Goal: The exercise asks you to copy every line below in which "据此完成" appears.

BEGIN Source records

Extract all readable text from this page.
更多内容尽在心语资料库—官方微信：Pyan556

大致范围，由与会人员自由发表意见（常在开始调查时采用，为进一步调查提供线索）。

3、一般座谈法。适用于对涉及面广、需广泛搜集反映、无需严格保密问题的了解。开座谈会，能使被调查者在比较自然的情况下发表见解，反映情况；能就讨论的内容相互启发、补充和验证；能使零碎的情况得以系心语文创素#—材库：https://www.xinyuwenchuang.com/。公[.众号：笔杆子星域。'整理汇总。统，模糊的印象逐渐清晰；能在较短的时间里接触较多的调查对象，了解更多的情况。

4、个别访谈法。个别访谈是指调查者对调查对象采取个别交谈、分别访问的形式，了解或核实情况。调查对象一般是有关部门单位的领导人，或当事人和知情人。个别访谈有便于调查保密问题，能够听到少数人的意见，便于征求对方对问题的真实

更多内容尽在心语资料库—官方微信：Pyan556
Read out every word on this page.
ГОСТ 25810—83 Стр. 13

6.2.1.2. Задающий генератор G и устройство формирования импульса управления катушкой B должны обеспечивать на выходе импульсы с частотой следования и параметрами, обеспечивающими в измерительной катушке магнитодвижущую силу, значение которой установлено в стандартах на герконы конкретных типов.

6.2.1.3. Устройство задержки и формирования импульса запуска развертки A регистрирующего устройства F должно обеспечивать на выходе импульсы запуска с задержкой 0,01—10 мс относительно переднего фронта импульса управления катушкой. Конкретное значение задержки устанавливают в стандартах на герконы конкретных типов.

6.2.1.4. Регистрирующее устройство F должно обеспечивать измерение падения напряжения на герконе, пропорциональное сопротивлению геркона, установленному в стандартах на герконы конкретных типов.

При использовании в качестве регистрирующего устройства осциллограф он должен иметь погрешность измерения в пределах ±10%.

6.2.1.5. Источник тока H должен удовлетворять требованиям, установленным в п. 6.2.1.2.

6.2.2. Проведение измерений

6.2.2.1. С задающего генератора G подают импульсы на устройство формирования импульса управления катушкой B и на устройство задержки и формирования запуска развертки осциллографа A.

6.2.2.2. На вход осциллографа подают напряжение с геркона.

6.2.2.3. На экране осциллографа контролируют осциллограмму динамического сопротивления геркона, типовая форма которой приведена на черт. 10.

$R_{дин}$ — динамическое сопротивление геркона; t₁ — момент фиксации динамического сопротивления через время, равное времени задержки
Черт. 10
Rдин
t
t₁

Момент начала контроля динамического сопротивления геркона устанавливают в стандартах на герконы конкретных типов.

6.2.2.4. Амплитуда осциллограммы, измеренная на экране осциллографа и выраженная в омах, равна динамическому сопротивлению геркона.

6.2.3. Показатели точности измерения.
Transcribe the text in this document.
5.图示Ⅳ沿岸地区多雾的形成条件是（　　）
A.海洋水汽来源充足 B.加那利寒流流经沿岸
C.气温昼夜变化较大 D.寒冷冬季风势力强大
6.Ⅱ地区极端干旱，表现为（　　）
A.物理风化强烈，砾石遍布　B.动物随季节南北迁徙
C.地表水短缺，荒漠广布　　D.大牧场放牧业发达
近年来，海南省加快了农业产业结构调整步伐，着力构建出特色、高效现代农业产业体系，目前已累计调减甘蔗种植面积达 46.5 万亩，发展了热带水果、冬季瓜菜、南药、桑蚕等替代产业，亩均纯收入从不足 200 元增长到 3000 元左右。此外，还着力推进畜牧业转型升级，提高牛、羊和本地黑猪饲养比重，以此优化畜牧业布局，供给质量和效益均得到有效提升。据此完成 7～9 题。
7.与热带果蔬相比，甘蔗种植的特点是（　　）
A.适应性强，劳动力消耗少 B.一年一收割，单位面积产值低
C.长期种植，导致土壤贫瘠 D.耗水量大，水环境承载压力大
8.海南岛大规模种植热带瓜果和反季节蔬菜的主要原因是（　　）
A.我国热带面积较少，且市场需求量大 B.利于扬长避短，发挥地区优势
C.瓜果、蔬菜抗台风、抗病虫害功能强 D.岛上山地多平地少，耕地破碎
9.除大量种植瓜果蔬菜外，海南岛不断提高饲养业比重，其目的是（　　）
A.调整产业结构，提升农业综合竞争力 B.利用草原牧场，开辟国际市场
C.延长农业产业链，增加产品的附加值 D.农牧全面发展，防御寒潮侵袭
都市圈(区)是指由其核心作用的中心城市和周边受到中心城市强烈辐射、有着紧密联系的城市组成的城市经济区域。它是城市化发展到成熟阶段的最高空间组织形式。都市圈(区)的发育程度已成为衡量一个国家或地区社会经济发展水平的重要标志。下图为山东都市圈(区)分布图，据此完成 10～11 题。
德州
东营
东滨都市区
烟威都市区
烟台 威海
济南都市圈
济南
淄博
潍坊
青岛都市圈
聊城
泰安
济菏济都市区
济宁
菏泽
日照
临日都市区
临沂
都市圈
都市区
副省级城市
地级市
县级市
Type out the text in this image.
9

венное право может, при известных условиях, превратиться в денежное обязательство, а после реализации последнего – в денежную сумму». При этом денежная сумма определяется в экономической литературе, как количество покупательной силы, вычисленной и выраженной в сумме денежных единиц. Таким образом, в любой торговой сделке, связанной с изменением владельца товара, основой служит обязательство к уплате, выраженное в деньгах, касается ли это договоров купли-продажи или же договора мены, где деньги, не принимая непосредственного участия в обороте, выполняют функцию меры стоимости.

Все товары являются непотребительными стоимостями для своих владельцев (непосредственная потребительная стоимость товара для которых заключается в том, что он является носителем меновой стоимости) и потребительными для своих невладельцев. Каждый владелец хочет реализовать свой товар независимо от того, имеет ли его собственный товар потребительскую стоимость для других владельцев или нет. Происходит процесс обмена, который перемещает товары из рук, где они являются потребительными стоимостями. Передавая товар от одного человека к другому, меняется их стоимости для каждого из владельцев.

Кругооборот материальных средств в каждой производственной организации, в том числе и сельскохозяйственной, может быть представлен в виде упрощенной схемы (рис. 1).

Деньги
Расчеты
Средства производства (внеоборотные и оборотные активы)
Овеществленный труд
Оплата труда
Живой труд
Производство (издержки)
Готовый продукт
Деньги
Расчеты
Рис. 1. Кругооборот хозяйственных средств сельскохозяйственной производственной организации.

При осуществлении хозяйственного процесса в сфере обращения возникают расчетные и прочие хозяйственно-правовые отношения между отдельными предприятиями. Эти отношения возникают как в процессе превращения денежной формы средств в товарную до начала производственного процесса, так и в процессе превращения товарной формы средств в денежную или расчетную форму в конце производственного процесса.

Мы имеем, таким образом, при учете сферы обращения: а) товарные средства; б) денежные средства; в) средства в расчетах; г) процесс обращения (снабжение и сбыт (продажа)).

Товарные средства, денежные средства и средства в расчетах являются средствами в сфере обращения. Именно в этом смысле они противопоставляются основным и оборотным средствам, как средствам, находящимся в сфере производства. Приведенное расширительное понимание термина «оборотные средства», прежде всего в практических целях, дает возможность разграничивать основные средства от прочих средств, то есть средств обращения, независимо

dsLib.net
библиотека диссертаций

END Source records

Complete response:
近年来，海南省加快了农业产业结构调整步伐，着力构建出特色、高效现代农业产业体系，目前已累计调减甘蔗种植面积达 46.5 万亩，发展了热带水果、冬季瓜菜、南药、桑蚕等替代产业，亩均纯收入从不足 200 元增长到 3000 元左右。此外，还着力推进畜牧业转型升级，提高牛、羊和本地黑猪饲养比重，以此优化畜牧业布局，供给质量和效益均得到有效提升。据此完成 7～9 题。
都市圈(区)是指由其核心作用的中心城市和周边受到中心城市强烈辐射、有着紧密联系的城市组成的城市经济区域。它是城市化发展到成熟阶段的最高空间组织形式。都市圈(区)的发育程度已成为衡量一个国家或地区社会经济发展水平的重要标志。下图为山东都市圈(区)分布图，据此完成 10～11 题。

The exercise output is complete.